#### Written request
Return each line of the records with nothing changed, pictures excepted.

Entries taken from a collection
..........

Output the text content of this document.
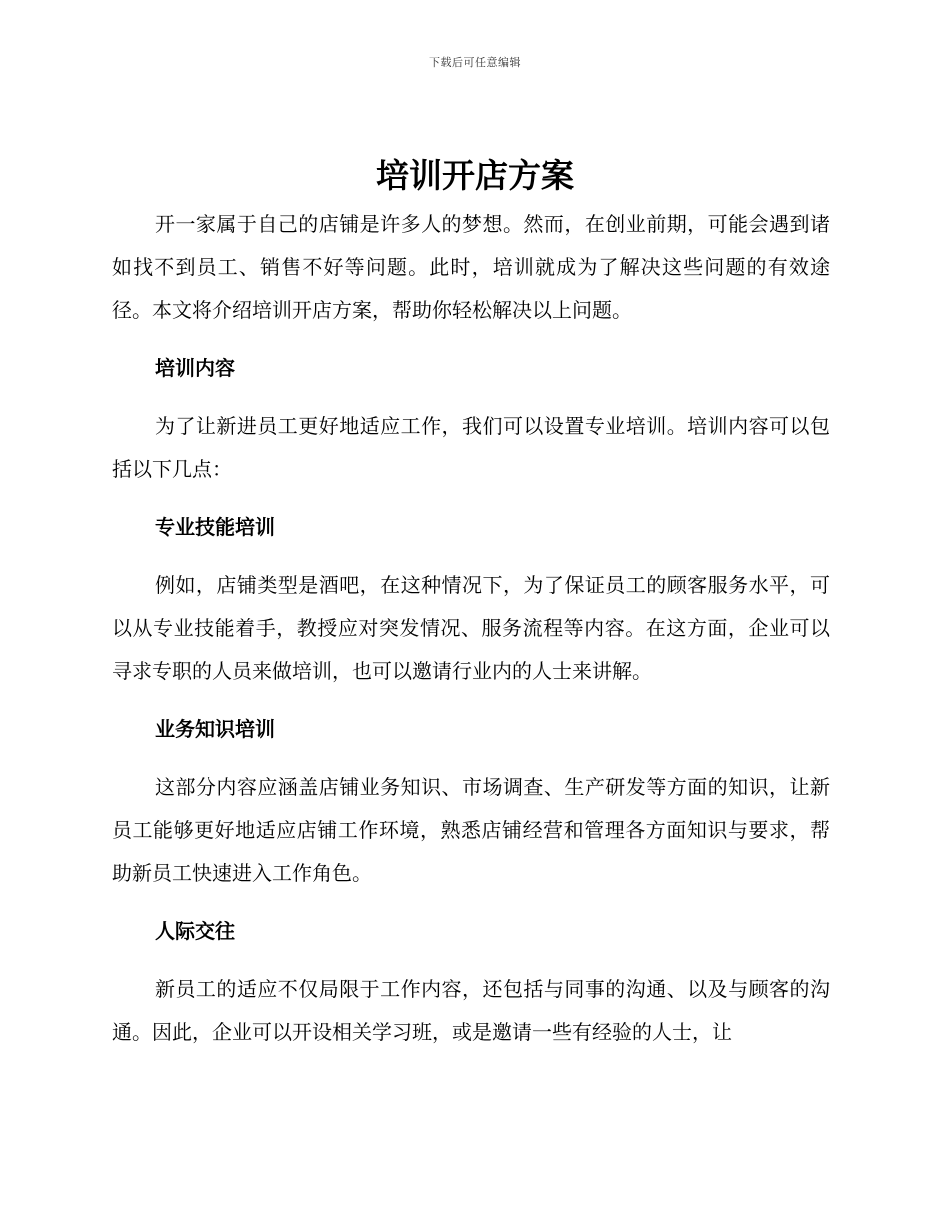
下载后可任意编辑
培训开店方案

开一家属于自己的店铺是许多人的梦想。然而，在创业前期，可能会遇到诸如找不到员工、销售不好等问题。此时，培训就成为了解决这些问题的有效途径。本文将介绍培训开店方案，帮助你轻松解决以上问题。

培训内容

为了让新进员工更好地适应工作，我们可以设置专业培训。培训内容可以包括以下几点：

专业技能培训

例如，店铺类型是酒吧，在这种情况下，为了保证员工的顾客服务水平，可以从专业技能着手，教授应对突发情况、服务流程等内容。在这方面，企业可以寻求专职的人员来做培训，也可以邀请行业内的人士来讲解。

业务知识培训

这部分内容应涵盖店铺业务知识、市场调查、生产研发等方面的知识，让新员工能够更好地适应店铺工作环境，熟悉店铺经营和管理各方面知识与要求，帮助新员工快速进入工作角色。

人际交往

新员工的适应不仅局限于工作内容，还包括与同事的沟通、以及与顾客的沟通。因此，企业可以开设相关学习班，或是邀请一些有经验的人士，让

..........

#### Solution to the exercise
Output the text content of this document.
下载后可任意编辑
培训开店方案

开一家属于自己的店铺是许多人的梦想。然而，在创业前期，可能会遇到诸如找不到员工、销售不好等问题。此时，培训就成为了解决这些问题的有效途径。本文将介绍培训开店方案，帮助你轻松解决以上问题。

培训内容

为了让新进员工更好地适应工作，我们可以设置专业培训。培训内容可以包括以下几点：

专业技能培训

例如，店铺类型是酒吧，在这种情况下，为了保证员工的顾客服务水平，可以从专业技能着手，教授应对突发情况、服务流程等内容。在这方面，企业可以寻求专职的人员来做培训，也可以邀请行业内的人士来讲解。

业务知识培训

这部分内容应涵盖店铺业务知识、市场调查、生产研发等方面的知识，让新员工能够更好地适应店铺工作环境，熟悉店铺经营和管理各方面知识与要求，帮助新员工快速进入工作角色。

人际交往

新员工的适应不仅局限于工作内容，还包括与同事的沟通、以及与顾客的沟通。因此，企业可以开设相关学习班，或是邀请一些有经验的人士，让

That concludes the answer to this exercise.